DATASET:
==================================================

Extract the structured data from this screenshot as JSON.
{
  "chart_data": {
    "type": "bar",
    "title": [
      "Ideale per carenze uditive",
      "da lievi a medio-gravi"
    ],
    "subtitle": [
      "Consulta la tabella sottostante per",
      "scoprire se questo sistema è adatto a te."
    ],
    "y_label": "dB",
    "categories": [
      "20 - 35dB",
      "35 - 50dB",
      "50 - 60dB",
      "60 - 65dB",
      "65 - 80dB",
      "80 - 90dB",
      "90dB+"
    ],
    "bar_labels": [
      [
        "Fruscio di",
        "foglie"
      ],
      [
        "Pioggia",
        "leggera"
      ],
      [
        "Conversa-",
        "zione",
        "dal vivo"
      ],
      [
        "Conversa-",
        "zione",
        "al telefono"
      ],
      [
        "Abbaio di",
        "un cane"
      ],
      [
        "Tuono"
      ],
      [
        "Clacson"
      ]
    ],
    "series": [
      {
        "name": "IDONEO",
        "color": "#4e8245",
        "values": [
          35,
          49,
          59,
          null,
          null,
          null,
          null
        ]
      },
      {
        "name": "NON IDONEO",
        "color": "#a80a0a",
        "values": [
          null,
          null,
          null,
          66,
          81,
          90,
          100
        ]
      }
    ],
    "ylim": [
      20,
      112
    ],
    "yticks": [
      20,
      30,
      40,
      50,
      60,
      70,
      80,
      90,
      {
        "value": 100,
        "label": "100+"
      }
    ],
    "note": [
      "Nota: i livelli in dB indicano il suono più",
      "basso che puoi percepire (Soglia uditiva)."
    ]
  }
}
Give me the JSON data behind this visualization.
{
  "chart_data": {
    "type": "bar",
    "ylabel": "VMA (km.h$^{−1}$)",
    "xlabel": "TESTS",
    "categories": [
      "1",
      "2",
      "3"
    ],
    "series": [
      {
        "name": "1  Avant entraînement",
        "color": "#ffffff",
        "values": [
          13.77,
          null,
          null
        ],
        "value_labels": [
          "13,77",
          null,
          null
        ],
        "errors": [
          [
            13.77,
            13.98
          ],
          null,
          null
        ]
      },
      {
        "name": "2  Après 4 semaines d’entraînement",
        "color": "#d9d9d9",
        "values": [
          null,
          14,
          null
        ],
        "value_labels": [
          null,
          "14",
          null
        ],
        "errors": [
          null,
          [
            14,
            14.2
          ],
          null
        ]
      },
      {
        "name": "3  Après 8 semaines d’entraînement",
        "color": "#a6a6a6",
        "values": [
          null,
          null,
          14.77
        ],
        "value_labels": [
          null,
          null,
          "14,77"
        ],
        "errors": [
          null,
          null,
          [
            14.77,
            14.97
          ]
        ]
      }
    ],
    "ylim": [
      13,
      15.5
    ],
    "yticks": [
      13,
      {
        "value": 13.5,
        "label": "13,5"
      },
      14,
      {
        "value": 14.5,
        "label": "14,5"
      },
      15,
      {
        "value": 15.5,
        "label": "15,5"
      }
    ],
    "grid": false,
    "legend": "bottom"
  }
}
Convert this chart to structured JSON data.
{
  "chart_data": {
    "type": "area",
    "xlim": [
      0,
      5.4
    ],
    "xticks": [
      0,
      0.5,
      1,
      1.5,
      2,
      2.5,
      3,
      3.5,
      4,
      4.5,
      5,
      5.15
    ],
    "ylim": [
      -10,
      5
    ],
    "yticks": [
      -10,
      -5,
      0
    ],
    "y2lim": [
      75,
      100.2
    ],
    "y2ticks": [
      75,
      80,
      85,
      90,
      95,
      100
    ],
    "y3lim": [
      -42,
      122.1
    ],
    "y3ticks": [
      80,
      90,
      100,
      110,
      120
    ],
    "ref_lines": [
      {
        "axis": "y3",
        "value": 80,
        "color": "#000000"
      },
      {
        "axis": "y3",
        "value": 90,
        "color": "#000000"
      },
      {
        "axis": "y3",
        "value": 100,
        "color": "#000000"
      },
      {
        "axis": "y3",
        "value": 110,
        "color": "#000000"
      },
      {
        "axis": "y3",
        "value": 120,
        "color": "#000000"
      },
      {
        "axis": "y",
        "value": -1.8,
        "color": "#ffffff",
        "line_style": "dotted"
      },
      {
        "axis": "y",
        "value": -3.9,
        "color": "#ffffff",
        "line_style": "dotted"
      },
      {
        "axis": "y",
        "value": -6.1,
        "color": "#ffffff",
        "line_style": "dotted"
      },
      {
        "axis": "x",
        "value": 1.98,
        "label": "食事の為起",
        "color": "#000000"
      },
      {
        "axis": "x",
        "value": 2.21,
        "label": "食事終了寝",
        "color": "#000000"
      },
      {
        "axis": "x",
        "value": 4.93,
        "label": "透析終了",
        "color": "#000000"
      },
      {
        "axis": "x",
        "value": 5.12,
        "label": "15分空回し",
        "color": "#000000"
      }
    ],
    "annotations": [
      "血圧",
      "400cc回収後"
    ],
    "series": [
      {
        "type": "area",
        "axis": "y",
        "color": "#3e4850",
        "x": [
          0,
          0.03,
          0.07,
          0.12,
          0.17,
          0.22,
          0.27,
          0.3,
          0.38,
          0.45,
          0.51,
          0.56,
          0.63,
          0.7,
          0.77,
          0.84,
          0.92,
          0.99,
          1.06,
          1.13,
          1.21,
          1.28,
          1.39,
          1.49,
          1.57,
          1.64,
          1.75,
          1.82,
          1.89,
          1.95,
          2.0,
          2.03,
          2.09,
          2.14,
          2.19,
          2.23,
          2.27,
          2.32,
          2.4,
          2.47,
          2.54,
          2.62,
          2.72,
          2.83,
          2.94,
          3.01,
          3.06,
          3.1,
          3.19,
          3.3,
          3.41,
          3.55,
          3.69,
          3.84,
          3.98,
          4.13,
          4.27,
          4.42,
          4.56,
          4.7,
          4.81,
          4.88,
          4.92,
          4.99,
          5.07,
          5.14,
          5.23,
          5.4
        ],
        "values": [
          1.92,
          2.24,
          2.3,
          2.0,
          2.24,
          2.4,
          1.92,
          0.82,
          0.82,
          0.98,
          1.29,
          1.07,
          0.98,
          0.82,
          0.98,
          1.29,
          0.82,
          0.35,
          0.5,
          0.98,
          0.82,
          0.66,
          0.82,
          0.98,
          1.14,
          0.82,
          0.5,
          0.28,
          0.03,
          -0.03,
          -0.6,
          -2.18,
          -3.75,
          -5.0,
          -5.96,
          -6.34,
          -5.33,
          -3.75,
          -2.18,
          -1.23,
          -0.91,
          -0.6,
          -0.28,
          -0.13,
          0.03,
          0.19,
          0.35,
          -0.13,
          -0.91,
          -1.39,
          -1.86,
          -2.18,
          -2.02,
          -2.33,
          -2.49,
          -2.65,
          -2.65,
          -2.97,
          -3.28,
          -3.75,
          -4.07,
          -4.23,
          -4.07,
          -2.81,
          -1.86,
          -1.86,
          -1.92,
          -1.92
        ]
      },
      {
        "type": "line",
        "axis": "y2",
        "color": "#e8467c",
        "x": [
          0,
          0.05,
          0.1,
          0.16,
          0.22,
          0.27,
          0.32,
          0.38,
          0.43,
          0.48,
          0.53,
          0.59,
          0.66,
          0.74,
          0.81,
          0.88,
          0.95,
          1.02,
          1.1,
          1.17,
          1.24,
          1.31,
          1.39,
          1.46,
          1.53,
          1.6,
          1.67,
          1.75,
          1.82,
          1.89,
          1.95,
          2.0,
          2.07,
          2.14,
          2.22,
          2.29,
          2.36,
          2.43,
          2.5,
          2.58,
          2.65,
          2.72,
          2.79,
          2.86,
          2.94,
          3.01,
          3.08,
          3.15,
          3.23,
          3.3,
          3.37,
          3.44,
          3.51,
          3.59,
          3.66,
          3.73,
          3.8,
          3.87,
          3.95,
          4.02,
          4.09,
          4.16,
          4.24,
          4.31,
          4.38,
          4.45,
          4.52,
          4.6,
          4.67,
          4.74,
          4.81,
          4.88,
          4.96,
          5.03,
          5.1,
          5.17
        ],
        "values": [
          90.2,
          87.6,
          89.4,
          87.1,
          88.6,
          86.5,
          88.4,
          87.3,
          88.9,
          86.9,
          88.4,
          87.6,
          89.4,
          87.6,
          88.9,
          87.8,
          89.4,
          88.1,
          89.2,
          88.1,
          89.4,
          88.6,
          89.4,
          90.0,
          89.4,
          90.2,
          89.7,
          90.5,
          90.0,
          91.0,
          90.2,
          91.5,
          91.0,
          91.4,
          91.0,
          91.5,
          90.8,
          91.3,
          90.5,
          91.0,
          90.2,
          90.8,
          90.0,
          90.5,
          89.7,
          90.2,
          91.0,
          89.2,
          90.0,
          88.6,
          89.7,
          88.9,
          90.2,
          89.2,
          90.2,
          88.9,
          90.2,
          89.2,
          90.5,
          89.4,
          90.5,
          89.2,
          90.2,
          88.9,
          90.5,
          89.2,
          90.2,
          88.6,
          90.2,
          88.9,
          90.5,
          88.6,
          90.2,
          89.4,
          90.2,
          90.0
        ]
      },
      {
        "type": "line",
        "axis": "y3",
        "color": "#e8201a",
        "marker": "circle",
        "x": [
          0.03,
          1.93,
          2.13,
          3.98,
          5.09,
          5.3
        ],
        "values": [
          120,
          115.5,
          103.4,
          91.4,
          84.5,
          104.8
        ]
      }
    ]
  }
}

==================================================

Scan the lines for the string "structured". Pick out every line that has it.

EXERCISE SOLUTION:
Extract the structured data from this screenshot as JSON.
Convert this chart to structured JSON data.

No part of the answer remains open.